Search the material for "SOFTWARE" and show all lines that contain it.

— Dataset excerpts —

● ● ● ● ● ● ●

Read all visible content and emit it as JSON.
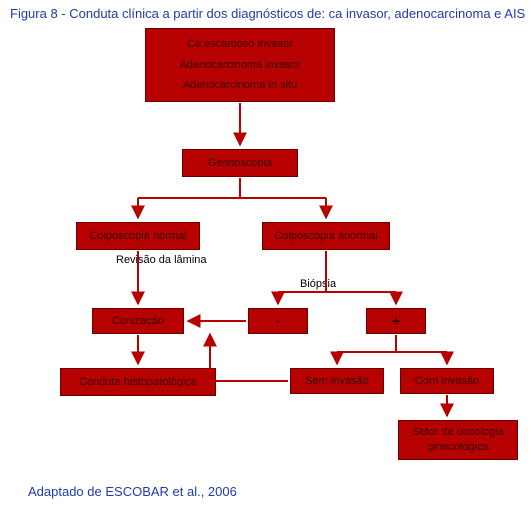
{
  "title": "Figura 8 - Conduta clínica a partir dos diagnósticos de: ca invasor, adenocarcinoma e AIS",
  "footer": "Adaptado de ESCOBAR et al., 2006",
  "nodes": {
    "diag1": "Ca escamoso invasor",
    "diag2": "Adenocarcinoma invasor",
    "diag3": "Adenocarcinoma in situ",
    "genitoscopia": "Genitoscopia",
    "colp_normal": "Colposcopia normal",
    "colp_anormal": "Colposcopia anormal",
    "conizacao": "Conização",
    "minus": "-",
    "plus": "+",
    "cond_histo": "Conduta histopatológica",
    "sem_inv": "Sem invasão",
    "com_inv": "Com invasão",
    "oncologia": "Setor de oncologia ginecológica"
  },
  "labels": {
    "revisao": "Revisão da lâmina",
    "biopsia": "Biópsia"
  },
  "arrow_color": "#b70000"
}
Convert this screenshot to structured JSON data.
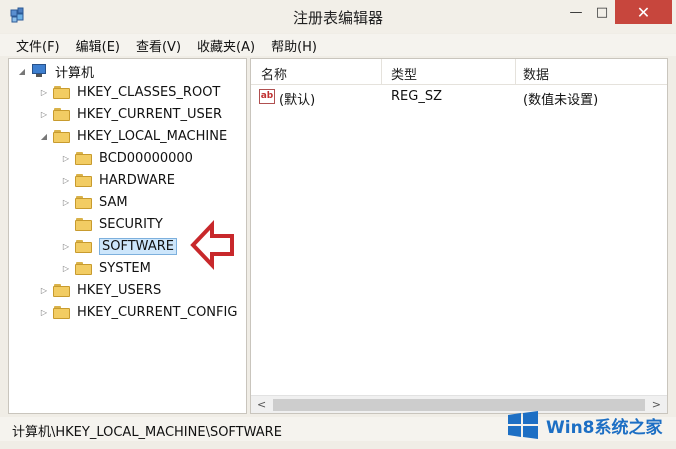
{
  "window": {
    "title": "注册表编辑器",
    "controls": {
      "minimize": "—",
      "maximize": "□",
      "close": "✕"
    }
  },
  "menu": [
    "文件(F)",
    "编辑(E)",
    "查看(V)",
    "收藏夹(A)",
    "帮助(H)"
  ],
  "tree": {
    "root": "计算机",
    "hives": [
      {
        "label": "HKEY_CLASSES_ROOT",
        "expander": "▷"
      },
      {
        "label": "HKEY_CURRENT_USER",
        "expander": "▷"
      },
      {
        "label": "HKEY_LOCAL_MACHINE",
        "expander": "◢",
        "children": [
          {
            "label": "BCD00000000",
            "expander": "▷"
          },
          {
            "label": "HARDWARE",
            "expander": "▷"
          },
          {
            "label": "SAM",
            "expander": "▷"
          },
          {
            "label": "SECURITY",
            "expander": ""
          },
          {
            "label": "SOFTWARE",
            "expander": "▷",
            "selected": true
          },
          {
            "label": "SYSTEM",
            "expander": "▷"
          }
        ]
      },
      {
        "label": "HKEY_USERS",
        "expander": "▷"
      },
      {
        "label": "HKEY_CURRENT_CONFIG",
        "expander": "▷"
      }
    ]
  },
  "list": {
    "columns": [
      "名称",
      "类型",
      "数据"
    ],
    "rows": [
      {
        "icon": "ab",
        "name": "(默认)",
        "type": "REG_SZ",
        "data": "(数值未设置)"
      }
    ]
  },
  "scrollbar": {
    "left": "<",
    "right": ">"
  },
  "status": "计算机\\HKEY_LOCAL_MACHINE\\SOFTWARE",
  "watermark": {
    "text": "Win8系统之家"
  },
  "colors": {
    "close": "#c7463d",
    "selection": "#cde6fb",
    "arrow": "#c8282b",
    "watermark": "#1d6fc4"
  }
}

● ● ● ● ● ● ●

— Final result —
            "label": "SOFTWARE",
  "status": "计算机\\HKEY_LOCAL_MACHINE\\SOFTWARE",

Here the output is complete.